* [Written problem]: In the entries below, count every line containing "that". Reply with the number alone.

* [Dataset]:
'''
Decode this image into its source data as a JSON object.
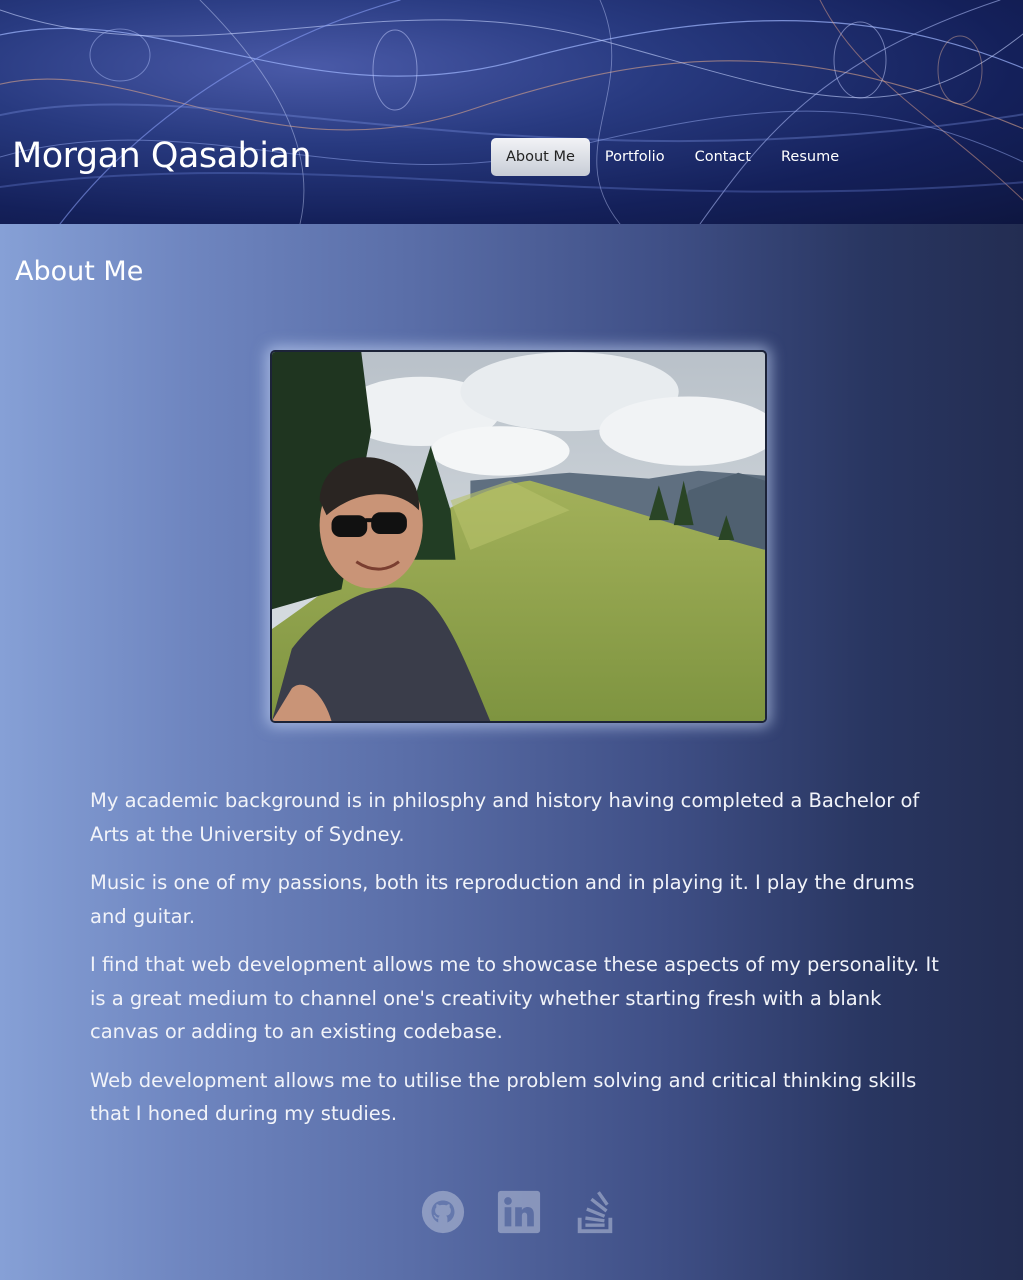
{
  "header": {
    "brand": "Morgan Qasabian",
    "nav": [
      {
        "label": "About Me",
        "active": true
      },
      {
        "label": "Portfolio",
        "active": false
      },
      {
        "label": "Contact",
        "active": false
      },
      {
        "label": "Resume",
        "active": false
      }
    ]
  },
  "about": {
    "title": "About Me",
    "paragraphs": [
      "My academic background is in philosphy and history having completed a Bachelor of Arts at the University of Sydney.",
      "Music is one of my passions, both its reproduction and in playing it. I play the drums and guitar.",
      "I find that web development allows me to showcase these aspects of my personality. It is a great medium to channel one's creativity whether starting fresh with a blank canvas or adding to an existing codebase.",
      "Web development allows me to utilise the problem solving and critical thinking skills that I honed during my studies."
    ]
  },
  "footer": {
    "social_icons": [
      "github-icon",
      "linkedin-icon",
      "stackoverflow-icon"
    ]
  },
  "colors": {
    "accent": "#ffffff",
    "header_bg": "#1a2868",
    "body_gradient_left": "#86a0d6",
    "body_gradient_right": "#232d52"
  }
}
'''
* [Complete answer]: 2